§ To do
Write the data out again exactly, dropping any images it holds.

*** Source data ***

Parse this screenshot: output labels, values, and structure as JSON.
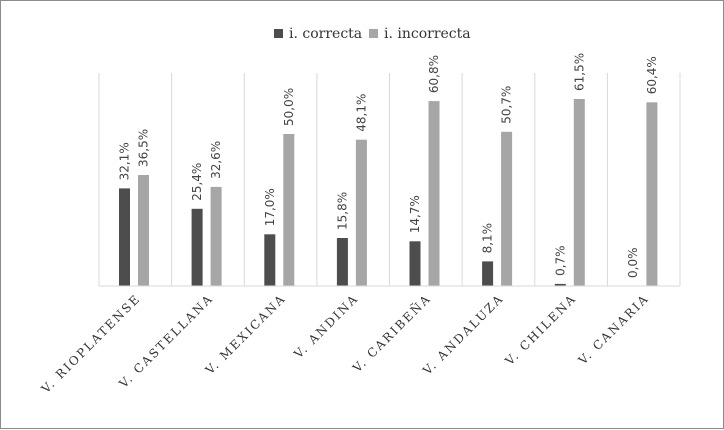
{
  "chart_data": {
    "type": "bar",
    "categories": [
      "V. RIOPLATENSE",
      "V. CASTELLANA",
      "V. MEXICANA",
      "V. ANDINA",
      "V. CARIBEÑA",
      "V. ANDALUZA",
      "V. CHILENA",
      "V. CANARIA"
    ],
    "series": [
      {
        "name": "i. correcta",
        "color": "#4d4d4d",
        "values": [
          32.1,
          25.4,
          17.0,
          15.8,
          14.7,
          8.1,
          0.7,
          0.0
        ],
        "labels": [
          "32,1%",
          "25,4%",
          "17,0%",
          "15,8%",
          "14,7%",
          "8,1%",
          "0,7%",
          "0,0%"
        ]
      },
      {
        "name": "i. incorrecta",
        "color": "#a6a6a6",
        "values": [
          36.5,
          32.6,
          50.0,
          48.1,
          60.8,
          50.7,
          61.5,
          60.4
        ],
        "labels": [
          "36,5%",
          "32,6%",
          "50,0%",
          "48,1%",
          "60,8%",
          "50,7%",
          "61,5%",
          "60,4%"
        ]
      }
    ],
    "ylim": [
      0,
      70
    ],
    "legend_position": "top-center",
    "grid": "vertical category separators"
  }
}
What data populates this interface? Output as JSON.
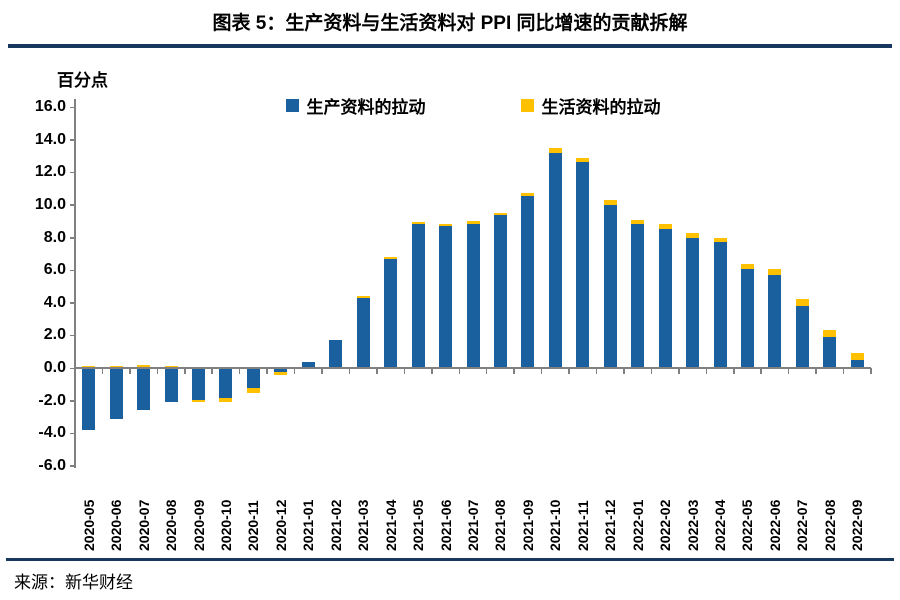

***

§ Task answer
Parse this screenshot: output labels, values, and structure as JSON.
{
  "chart_data": {
    "type": "bar",
    "categories": [
      "V. RIOPLATENSE",
      "V. CASTELLANA",
      "V. MEXICANA",
      "V. ANDINA",
      "V. CARIBEÑA",
      "V. ANDALUZA",
      "V. CHILENA",
      "V. CANARIA"
    ],
    "series": [
      {
        "name": "i. correcta",
        "color": "#4d4d4d",
        "values": [
          32.1,
          25.4,
          17.0,
          15.8,
          14.7,
          8.1,
          0.7,
          0.0
        ],
        "labels": [
          "32,1%",
          "25,4%",
          "17,0%",
          "15,8%",
          "14,7%",
          "8,1%",
          "0,7%",
          "0,0%"
        ]
      },
      {
        "name": "i. incorrecta",
        "color": "#a6a6a6",
        "values": [
          36.5,
          32.6,
          50.0,
          48.1,
          60.8,
          50.7,
          61.5,
          60.4
        ],
        "labels": [
          "36,5%",
          "32,6%",
          "50,0%",
          "48,1%",
          "60,8%",
          "50,7%",
          "61,5%",
          "60,4%"
        ]
      }
    ],
    "ylim": [
      0,
      70
    ],
    "legend_position": "top-center",
    "grid": "vertical category separators"
  }
}
What data populates this interface? Output as JSON.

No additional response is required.